> WORK INSTRUCTIONS
An exact reproduction of all entries is expected.
[INFORMATION SUPPLIED]
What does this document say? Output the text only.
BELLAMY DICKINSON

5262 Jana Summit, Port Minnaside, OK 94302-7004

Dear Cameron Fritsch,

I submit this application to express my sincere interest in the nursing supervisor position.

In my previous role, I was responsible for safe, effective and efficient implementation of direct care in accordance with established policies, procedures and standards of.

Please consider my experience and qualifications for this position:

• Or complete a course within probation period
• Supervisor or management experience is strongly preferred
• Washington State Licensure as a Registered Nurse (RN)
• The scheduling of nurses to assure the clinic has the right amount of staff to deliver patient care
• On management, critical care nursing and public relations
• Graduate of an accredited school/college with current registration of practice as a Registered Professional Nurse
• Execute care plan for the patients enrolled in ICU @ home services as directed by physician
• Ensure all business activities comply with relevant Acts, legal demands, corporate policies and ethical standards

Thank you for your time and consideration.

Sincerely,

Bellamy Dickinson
[/INFORMATION SUPPLIED]
> ANSWER AREA
What does this document say? Output the text only.
BELLAMY DICKINSON

5262 Jana Summit, Port Minnaside, OK 94302-7004

Dear Cameron Fritsch,

I submit this application to express my sincere interest in the nursing supervisor position.

In my previous role, I was responsible for safe, effective and efficient implementation of direct care in accordance with established policies, procedures and standards of.

Please consider my experience and qualifications for this position:

• Or complete a course within probation period
• Supervisor or management experience is strongly preferred
• Washington State Licensure as a Registered Nurse (RN)
• The scheduling of nurses to assure the clinic has the right amount of staff to deliver patient care
• On management, critical care nursing and public relations
• Graduate of an accredited school/college with current registration of practice as a Registered Professional Nurse
• Execute care plan for the patients enrolled in ICU @ home services as directed by physician
• Ensure all business activities comply with relevant Acts, legal demands, corporate policies and ethical standards

Thank you for your time and consideration.

Sincerely,

Bellamy Dickinson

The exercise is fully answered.